## STATED PROBLEM
Filter these entries so that only lines with the word "text" remain.

## RAW RECORDS
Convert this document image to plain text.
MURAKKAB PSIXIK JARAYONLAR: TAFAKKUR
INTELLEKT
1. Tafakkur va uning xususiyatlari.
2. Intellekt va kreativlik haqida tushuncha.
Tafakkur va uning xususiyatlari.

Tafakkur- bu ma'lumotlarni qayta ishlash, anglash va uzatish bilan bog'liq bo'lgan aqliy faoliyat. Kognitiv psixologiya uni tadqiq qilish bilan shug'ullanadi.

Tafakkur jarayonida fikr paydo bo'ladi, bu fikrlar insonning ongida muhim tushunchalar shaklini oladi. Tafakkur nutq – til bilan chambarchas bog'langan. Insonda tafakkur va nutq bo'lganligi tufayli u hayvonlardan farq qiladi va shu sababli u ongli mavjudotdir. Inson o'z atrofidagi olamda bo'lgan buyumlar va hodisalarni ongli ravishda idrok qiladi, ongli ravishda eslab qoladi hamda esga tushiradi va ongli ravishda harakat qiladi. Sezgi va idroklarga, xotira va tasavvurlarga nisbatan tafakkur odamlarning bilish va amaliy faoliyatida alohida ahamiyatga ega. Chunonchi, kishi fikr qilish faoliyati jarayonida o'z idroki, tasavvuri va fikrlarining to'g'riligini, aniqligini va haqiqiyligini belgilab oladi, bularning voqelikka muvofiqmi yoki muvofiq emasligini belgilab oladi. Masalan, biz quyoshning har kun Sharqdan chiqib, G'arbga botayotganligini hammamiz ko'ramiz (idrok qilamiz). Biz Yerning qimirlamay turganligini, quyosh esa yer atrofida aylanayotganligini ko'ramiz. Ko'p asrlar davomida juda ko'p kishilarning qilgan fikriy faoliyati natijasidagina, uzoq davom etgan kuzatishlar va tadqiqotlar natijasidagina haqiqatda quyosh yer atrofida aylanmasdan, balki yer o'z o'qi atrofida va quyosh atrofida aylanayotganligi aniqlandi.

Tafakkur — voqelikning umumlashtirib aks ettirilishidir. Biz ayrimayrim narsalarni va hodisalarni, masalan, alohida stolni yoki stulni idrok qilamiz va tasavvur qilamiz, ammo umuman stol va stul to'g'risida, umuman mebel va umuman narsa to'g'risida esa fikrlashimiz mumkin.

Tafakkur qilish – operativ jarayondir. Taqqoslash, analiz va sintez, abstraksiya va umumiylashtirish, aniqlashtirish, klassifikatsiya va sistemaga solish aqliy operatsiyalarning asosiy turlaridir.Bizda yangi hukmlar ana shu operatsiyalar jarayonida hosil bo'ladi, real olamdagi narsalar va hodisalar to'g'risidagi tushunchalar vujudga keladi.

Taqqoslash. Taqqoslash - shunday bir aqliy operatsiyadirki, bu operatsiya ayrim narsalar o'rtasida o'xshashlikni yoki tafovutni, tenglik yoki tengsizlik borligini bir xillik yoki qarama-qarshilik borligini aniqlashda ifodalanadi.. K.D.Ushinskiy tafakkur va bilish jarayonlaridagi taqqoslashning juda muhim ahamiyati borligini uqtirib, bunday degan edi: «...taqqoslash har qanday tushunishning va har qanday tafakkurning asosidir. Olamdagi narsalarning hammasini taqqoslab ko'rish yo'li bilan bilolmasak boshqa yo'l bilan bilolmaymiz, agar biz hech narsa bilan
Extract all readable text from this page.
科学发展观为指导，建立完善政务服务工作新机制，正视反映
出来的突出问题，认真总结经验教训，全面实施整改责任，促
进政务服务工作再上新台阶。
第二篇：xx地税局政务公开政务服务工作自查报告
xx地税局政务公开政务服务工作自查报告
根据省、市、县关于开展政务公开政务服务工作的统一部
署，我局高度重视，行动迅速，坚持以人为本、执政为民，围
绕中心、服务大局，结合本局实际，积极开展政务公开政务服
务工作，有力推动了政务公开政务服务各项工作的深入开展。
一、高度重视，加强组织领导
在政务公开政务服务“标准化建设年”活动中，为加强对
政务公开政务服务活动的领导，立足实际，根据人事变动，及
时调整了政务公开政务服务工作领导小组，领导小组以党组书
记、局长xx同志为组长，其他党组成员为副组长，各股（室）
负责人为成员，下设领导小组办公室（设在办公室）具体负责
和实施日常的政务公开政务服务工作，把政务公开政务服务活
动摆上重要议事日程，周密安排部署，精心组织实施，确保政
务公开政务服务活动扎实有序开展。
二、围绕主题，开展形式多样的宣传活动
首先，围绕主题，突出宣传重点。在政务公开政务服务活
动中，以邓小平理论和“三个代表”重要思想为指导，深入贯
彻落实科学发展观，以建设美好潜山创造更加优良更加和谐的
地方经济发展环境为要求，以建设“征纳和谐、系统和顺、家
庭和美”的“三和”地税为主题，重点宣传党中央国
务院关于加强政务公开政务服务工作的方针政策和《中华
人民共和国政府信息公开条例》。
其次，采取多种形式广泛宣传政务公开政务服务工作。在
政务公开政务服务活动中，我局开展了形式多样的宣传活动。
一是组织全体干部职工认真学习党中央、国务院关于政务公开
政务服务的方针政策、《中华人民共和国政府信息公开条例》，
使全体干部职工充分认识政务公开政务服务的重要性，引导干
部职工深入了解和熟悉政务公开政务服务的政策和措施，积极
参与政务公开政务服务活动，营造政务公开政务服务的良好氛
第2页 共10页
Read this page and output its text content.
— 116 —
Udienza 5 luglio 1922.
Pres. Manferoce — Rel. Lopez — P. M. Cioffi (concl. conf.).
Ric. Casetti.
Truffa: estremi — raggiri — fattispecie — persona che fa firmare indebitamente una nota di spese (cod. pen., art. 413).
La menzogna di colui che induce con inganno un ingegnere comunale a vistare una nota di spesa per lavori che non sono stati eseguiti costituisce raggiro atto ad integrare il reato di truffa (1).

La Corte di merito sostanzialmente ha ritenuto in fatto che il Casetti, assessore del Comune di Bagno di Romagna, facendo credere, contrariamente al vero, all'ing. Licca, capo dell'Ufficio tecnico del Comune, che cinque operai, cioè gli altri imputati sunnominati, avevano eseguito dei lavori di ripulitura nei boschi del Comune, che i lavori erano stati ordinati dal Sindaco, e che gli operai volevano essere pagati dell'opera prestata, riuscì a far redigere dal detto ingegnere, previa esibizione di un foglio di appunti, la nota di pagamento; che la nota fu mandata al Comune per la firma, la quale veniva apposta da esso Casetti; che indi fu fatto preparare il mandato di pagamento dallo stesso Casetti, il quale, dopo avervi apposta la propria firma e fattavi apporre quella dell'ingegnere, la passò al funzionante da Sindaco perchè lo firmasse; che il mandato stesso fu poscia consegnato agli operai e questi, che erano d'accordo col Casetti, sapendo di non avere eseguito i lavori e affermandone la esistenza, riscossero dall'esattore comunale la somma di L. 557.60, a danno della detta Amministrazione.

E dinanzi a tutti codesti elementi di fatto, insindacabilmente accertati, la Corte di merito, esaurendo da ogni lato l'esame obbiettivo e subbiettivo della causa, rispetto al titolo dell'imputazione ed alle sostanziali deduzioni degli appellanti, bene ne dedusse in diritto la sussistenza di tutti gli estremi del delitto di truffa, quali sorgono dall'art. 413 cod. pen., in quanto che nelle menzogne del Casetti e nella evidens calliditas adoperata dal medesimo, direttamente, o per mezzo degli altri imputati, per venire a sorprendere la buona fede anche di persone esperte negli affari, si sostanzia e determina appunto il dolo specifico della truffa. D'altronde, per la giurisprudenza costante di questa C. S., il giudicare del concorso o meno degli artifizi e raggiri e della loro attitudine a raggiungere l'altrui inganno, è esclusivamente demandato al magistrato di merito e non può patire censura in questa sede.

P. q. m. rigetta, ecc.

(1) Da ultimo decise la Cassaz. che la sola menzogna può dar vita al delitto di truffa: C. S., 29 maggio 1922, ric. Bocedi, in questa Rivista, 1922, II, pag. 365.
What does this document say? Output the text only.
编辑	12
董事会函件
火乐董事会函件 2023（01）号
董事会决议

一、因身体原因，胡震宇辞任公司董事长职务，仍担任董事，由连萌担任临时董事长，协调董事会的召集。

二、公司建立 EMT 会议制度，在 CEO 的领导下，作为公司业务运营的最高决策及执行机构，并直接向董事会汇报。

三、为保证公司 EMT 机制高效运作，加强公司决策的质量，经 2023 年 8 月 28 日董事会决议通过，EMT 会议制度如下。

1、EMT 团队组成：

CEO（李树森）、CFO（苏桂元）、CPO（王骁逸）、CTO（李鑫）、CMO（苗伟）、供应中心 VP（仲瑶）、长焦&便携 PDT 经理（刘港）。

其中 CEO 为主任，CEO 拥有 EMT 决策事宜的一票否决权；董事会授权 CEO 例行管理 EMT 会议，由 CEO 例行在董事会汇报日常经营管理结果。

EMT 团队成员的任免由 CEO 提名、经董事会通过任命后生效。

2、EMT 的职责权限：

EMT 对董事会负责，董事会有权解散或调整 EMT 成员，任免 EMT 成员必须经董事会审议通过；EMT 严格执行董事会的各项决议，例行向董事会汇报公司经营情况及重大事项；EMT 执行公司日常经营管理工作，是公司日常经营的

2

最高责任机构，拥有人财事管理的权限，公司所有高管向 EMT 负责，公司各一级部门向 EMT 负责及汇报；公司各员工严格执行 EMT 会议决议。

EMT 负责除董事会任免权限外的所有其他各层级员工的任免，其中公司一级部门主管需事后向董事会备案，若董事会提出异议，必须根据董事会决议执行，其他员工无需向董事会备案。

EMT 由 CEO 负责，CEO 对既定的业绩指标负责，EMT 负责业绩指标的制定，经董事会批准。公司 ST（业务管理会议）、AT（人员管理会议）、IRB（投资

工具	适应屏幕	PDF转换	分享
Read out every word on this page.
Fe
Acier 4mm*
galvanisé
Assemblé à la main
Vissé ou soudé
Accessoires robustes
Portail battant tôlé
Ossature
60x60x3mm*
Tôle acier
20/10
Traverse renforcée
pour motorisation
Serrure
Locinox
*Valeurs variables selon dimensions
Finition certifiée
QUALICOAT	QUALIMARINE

## ANSWER TO THIS PROBLEM
Convert this document image to plain text.
Extract all readable text from this page.
Read this page and output its text content.
What does this document say? Output the text only.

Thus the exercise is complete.